(Stored entries)
__________

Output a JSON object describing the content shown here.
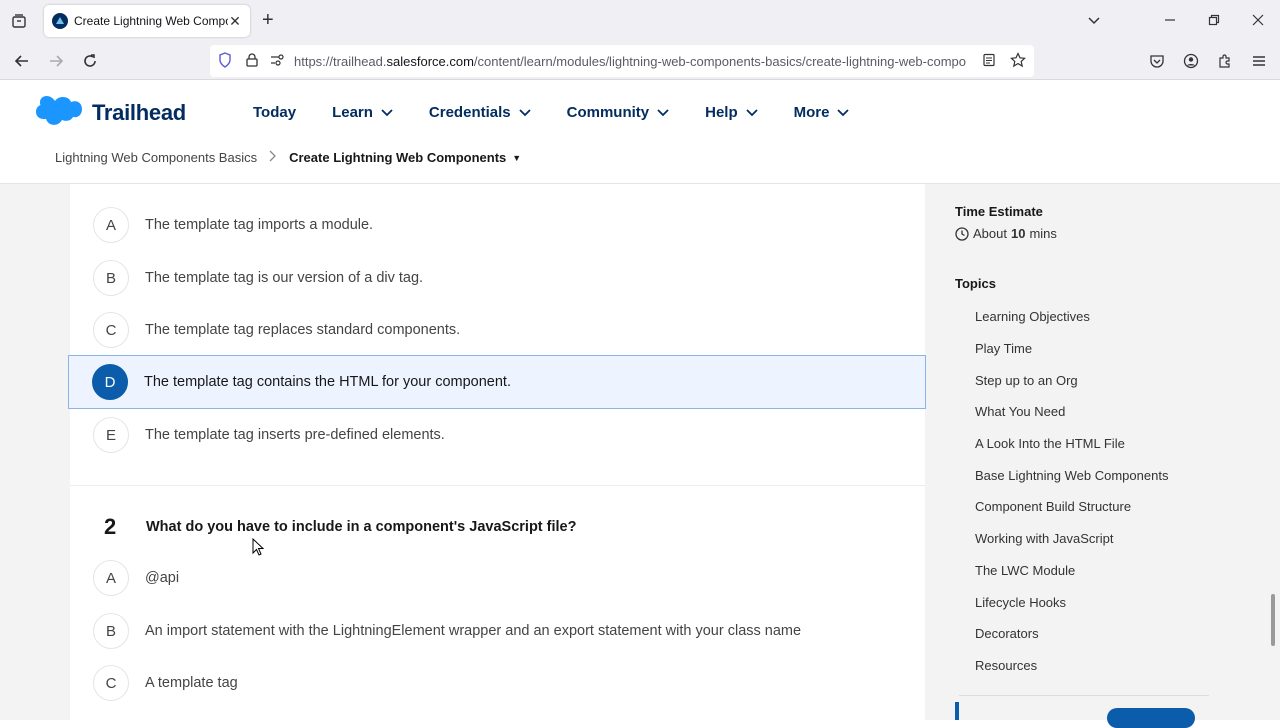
{
  "browser": {
    "tab_title": "Create Lightning Web Compon",
    "url_prefix": "https://trailhead.",
    "url_domain": "salesforce.com",
    "url_rest": "/content/learn/modules/lightning-web-components-basics/create-lightning-web-compo"
  },
  "site": {
    "brand": "Trailhead",
    "nav": [
      "Today",
      "Learn",
      "Credentials",
      "Community",
      "Help",
      "More"
    ],
    "breadcrumb": [
      "Lightning Web Components Basics",
      "Create Lightning Web Components"
    ]
  },
  "quiz": {
    "q1_answers": [
      {
        "letter": "A",
        "text": "The template tag imports a module."
      },
      {
        "letter": "B",
        "text": "The template tag is our version of a div tag."
      },
      {
        "letter": "C",
        "text": "The template tag replaces standard components."
      },
      {
        "letter": "D",
        "text": "The template tag contains the HTML for your component."
      },
      {
        "letter": "E",
        "text": "The template tag inserts pre-defined elements."
      }
    ],
    "q1_selected": "D",
    "q2": {
      "number": "2",
      "text": "What do you have to include in a component's JavaScript file?",
      "answers": [
        {
          "letter": "A",
          "text": "@api"
        },
        {
          "letter": "B",
          "text": "An import statement with the LightningElement wrapper and an export statement with your class name"
        },
        {
          "letter": "C",
          "text": "A template tag"
        }
      ]
    }
  },
  "sidebar": {
    "time_estimate_label": "Time Estimate",
    "time_prefix": "About",
    "time_value": "10",
    "time_unit": "mins",
    "topics_label": "Topics",
    "topics": [
      "Learning Objectives",
      "Play Time",
      "Step up to an Org",
      "What You Need",
      "A Look Into the HTML File",
      "Base Lightning Web Components",
      "Component Build Structure",
      "Working with JavaScript",
      "The LWC Module",
      "Lifecycle Hooks",
      "Decorators",
      "Resources"
    ]
  },
  "colors": {
    "brand_navy": "#032d60",
    "accent_blue": "#0b5cab",
    "selected_bg": "#eef4ff"
  }
}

__________

**GIVEN EXERCISE:**
Leave out the pictures and repeat everything else in the records exactly.

**RESPONSE TO THE EXERCISE:**
Output a JSON object describing the content shown here.
{
  "browser": {
    "tab_title": "Create Lightning Web Compon",
    "url_prefix": "https://trailhead.",
    "url_domain": "salesforce.com",
    "url_rest": "/content/learn/modules/lightning-web-components-basics/create-lightning-web-compo"
  },
  "site": {
    "brand": "Trailhead",
    "nav": [
      "Today",
      "Learn",
      "Credentials",
      "Community",
      "Help",
      "More"
    ],
    "breadcrumb": [
      "Lightning Web Components Basics",
      "Create Lightning Web Components"
    ]
  },
  "quiz": {
    "q1_answers": [
      {
        "letter": "A",
        "text": "The template tag imports a module."
      },
      {
        "letter": "B",
        "text": "The template tag is our version of a div tag."
      },
      {
        "letter": "C",
        "text": "The template tag replaces standard components."
      },
      {
        "letter": "D",
        "text": "The template tag contains the HTML for your component."
      },
      {
        "letter": "E",
        "text": "The template tag inserts pre-defined elements."
      }
    ],
    "q1_selected": "D",
    "q2": {
      "number": "2",
      "text": "What do you have to include in a component's JavaScript file?",
      "answers": [
        {
          "letter": "A",
          "text": "@api"
        },
        {
          "letter": "B",
          "text": "An import statement with the LightningElement wrapper and an export statement with your class name"
        },
        {
          "letter": "C",
          "text": "A template tag"
        }
      ]
    }
  },
  "sidebar": {
    "time_estimate_label": "Time Estimate",
    "time_prefix": "About",
    "time_value": "10",
    "time_unit": "mins",
    "topics_label": "Topics",
    "topics": [
      "Learning Objectives",
      "Play Time",
      "Step up to an Org",
      "What You Need",
      "A Look Into the HTML File",
      "Base Lightning Web Components",
      "Component Build Structure",
      "Working with JavaScript",
      "The LWC Module",
      "Lifecycle Hooks",
      "Decorators",
      "Resources"
    ]
  },
  "colors": {
    "brand_navy": "#032d60",
    "accent_blue": "#0b5cab",
    "selected_bg": "#eef4ff"
  }
}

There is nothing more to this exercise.